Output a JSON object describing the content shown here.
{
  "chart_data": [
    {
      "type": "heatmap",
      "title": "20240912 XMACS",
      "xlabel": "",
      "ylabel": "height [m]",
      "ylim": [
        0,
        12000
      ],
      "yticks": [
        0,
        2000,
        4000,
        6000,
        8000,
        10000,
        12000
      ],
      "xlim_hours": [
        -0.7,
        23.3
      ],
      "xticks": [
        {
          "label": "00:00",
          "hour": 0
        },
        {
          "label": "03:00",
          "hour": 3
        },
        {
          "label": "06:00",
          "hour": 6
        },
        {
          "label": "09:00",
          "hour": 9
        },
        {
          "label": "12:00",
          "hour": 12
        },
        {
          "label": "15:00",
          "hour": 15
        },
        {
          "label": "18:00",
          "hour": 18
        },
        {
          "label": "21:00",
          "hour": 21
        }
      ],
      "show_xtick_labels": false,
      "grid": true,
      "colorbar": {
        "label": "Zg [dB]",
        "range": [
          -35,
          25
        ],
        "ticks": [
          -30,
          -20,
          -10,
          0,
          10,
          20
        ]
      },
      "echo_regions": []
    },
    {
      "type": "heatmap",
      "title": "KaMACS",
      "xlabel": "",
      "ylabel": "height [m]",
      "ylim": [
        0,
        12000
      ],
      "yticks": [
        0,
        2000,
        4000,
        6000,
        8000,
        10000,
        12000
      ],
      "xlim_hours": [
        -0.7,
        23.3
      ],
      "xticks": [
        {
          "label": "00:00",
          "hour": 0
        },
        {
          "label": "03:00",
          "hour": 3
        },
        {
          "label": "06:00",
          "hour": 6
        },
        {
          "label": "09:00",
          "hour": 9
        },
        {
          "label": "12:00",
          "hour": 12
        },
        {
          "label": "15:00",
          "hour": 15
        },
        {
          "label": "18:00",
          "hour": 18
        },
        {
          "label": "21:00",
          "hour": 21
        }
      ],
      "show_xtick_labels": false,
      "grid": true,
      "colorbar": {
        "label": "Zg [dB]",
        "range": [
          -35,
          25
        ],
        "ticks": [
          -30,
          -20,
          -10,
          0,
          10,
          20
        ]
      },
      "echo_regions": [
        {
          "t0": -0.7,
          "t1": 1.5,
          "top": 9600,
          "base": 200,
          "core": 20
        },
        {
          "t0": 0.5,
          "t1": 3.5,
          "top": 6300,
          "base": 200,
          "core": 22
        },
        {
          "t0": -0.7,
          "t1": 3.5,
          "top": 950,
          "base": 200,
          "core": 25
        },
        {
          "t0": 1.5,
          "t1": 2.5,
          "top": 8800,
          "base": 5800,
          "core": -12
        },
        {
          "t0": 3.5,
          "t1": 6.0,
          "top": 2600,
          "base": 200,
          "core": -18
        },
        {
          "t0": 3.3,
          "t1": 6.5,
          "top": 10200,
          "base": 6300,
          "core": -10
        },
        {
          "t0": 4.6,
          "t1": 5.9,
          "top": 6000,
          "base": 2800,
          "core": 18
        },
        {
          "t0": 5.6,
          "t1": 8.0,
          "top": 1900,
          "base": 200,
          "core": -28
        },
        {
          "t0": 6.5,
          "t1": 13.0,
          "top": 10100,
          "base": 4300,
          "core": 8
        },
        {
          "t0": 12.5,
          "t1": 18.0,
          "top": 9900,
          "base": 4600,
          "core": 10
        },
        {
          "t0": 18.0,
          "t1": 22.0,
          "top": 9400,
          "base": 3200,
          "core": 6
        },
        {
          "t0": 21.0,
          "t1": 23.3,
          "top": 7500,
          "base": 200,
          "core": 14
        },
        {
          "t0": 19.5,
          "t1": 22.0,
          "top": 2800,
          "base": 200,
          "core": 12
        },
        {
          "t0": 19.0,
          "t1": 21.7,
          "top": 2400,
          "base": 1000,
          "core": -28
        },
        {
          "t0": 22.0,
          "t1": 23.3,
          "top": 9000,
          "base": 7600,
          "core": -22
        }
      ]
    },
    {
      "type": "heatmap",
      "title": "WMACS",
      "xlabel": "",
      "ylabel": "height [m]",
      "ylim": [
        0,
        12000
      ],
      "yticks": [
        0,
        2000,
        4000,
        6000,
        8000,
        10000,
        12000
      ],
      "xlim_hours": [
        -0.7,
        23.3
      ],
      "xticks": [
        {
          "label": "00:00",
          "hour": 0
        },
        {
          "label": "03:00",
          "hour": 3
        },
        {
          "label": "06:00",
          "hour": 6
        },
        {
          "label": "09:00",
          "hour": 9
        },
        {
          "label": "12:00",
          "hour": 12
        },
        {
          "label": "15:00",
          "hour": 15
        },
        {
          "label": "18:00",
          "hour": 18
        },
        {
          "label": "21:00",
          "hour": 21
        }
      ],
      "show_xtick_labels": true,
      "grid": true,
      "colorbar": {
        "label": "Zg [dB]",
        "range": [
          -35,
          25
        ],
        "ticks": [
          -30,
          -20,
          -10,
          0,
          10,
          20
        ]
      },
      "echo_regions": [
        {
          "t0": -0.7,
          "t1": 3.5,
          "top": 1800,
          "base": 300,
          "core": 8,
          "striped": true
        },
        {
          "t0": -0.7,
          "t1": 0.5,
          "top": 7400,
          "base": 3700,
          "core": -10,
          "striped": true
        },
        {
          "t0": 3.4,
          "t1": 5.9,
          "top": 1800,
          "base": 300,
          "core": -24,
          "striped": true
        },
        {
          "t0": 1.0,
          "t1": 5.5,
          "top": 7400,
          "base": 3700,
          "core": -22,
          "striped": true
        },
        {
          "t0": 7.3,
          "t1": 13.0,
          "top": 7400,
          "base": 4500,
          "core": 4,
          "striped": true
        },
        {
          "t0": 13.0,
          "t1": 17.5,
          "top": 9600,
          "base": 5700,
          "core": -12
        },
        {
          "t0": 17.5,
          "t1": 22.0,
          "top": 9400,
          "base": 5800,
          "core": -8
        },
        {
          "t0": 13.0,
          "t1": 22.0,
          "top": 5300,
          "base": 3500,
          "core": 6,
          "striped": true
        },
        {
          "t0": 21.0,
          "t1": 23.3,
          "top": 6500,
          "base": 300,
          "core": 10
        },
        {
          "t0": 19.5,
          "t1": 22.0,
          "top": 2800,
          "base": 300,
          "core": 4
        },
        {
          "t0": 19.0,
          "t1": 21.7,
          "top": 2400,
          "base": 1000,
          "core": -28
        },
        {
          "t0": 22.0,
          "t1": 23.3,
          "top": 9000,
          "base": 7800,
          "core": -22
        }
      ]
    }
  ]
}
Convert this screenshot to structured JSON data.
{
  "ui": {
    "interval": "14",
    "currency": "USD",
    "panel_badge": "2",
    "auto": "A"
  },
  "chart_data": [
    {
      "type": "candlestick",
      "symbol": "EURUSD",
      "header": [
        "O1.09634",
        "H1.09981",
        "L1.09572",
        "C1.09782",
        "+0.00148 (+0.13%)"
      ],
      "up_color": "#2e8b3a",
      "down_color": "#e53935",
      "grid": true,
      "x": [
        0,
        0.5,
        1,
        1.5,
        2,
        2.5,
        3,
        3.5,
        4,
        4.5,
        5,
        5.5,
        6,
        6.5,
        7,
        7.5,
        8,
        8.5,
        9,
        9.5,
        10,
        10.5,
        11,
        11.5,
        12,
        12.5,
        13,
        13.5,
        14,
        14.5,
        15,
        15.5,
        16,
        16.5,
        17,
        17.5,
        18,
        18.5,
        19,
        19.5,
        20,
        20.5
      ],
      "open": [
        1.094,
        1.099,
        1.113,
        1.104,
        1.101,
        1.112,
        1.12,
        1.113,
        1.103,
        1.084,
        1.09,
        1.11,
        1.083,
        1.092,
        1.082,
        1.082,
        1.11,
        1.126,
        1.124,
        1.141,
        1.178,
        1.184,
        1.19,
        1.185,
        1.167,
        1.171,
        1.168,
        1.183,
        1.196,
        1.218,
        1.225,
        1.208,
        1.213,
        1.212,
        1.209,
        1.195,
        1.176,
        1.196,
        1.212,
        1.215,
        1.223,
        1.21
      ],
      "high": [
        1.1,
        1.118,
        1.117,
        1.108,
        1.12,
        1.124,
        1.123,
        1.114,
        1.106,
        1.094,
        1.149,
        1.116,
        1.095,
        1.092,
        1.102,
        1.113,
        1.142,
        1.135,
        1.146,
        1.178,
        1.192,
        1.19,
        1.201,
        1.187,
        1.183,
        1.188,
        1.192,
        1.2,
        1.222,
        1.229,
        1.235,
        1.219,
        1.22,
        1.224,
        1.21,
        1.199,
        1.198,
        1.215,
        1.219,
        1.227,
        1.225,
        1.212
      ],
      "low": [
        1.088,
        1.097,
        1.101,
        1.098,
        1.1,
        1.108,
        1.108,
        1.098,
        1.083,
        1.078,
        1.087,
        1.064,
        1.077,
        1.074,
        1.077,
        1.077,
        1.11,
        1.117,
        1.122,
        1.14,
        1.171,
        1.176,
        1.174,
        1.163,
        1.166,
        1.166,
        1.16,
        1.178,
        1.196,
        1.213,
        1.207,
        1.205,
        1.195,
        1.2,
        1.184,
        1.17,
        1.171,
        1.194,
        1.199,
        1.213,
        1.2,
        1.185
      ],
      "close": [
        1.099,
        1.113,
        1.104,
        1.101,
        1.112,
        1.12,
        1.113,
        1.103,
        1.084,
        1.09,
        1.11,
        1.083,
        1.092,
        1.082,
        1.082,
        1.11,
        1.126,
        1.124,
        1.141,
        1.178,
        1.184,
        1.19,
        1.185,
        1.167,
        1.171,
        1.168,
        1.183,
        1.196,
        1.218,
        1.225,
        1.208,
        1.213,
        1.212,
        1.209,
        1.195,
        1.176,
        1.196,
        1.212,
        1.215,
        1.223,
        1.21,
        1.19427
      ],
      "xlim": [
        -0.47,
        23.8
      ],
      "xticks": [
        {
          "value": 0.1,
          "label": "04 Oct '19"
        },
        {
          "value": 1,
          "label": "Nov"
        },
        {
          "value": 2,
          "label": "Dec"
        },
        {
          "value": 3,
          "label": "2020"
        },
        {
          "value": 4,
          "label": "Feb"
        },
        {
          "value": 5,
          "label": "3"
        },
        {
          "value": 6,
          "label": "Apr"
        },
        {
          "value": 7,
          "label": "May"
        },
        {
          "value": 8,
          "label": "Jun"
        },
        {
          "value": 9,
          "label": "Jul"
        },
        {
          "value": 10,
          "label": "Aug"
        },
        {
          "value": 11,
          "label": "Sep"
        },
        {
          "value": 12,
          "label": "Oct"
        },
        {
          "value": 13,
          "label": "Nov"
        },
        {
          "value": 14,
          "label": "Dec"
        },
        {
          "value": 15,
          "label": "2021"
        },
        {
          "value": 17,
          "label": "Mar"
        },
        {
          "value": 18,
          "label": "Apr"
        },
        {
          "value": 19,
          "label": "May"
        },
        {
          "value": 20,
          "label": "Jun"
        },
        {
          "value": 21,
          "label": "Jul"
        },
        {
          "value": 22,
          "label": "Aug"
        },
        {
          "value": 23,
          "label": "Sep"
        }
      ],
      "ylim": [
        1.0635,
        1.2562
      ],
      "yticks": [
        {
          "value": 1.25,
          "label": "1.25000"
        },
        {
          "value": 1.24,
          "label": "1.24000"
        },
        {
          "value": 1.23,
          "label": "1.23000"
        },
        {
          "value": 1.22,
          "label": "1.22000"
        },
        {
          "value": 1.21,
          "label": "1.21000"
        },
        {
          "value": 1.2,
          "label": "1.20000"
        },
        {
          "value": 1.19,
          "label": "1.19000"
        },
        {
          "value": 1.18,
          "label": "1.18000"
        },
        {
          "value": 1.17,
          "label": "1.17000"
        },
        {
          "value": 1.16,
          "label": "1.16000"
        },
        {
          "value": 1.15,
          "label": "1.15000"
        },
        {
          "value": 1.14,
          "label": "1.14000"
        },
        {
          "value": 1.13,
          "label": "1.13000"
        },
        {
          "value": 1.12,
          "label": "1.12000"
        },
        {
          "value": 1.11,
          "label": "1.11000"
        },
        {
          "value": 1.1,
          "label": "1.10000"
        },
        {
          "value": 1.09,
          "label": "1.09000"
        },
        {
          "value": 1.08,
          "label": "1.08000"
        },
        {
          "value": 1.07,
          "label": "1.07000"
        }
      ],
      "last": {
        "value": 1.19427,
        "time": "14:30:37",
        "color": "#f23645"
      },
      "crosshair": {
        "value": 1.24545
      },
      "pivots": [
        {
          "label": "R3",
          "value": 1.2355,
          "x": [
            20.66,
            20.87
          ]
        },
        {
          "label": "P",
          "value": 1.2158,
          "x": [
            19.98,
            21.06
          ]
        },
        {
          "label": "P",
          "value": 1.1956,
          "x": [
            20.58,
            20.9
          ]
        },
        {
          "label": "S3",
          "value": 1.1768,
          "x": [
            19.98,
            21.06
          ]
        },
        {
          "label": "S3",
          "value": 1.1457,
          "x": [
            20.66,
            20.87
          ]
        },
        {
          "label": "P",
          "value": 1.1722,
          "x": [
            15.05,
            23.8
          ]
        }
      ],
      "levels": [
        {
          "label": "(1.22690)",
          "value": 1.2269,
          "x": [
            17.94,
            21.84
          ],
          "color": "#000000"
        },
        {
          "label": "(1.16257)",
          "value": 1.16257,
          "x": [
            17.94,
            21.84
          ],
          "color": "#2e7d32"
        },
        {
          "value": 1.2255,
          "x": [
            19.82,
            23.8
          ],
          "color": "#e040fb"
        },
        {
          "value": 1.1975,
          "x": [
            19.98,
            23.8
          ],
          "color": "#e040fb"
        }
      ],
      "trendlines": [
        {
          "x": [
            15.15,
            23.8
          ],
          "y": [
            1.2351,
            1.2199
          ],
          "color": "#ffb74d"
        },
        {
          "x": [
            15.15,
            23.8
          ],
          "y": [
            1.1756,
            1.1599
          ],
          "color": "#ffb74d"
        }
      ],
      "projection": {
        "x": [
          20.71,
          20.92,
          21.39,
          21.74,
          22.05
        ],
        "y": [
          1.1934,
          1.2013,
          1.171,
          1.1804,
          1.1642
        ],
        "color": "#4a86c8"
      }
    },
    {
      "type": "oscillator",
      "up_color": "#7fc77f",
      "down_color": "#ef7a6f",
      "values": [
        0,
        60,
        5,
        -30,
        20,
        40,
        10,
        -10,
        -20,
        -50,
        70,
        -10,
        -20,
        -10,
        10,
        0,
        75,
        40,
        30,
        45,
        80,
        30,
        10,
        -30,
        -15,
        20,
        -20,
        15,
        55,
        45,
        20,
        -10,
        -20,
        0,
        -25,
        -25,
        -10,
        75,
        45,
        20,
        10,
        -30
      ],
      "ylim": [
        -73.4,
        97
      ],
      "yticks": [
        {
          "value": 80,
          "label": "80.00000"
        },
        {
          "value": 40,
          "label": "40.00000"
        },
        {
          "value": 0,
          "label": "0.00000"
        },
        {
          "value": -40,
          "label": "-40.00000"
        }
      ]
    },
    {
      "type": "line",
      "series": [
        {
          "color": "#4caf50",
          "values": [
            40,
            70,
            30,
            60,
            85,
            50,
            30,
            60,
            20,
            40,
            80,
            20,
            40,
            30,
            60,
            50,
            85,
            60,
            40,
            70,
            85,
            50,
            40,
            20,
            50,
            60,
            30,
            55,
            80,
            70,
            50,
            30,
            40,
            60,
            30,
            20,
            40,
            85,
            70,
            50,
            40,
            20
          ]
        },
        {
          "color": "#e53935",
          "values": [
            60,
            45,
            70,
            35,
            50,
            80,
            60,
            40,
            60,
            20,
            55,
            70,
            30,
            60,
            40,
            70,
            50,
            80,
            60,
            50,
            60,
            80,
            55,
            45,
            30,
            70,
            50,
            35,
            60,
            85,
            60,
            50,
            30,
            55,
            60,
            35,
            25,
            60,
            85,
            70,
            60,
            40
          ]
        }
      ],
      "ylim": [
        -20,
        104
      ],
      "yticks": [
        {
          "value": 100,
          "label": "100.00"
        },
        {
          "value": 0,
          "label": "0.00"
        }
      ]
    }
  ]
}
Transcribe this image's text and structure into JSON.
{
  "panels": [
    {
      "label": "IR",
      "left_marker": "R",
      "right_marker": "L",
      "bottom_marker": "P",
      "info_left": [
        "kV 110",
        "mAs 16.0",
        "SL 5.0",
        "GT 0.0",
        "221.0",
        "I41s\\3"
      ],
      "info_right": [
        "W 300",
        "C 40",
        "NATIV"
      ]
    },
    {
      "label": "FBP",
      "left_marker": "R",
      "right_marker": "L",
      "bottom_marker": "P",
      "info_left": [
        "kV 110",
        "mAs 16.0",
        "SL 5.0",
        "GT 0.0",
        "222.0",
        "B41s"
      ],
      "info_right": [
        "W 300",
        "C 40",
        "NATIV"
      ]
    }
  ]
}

◆ PROMPT
Gather each line in the data that holds the string "JSON".

◆ FINISHED EXERCISE
Output a JSON object describing the content shown here.
Convert this screenshot to structured JSON data.
Transcribe this image's text and structure into JSON.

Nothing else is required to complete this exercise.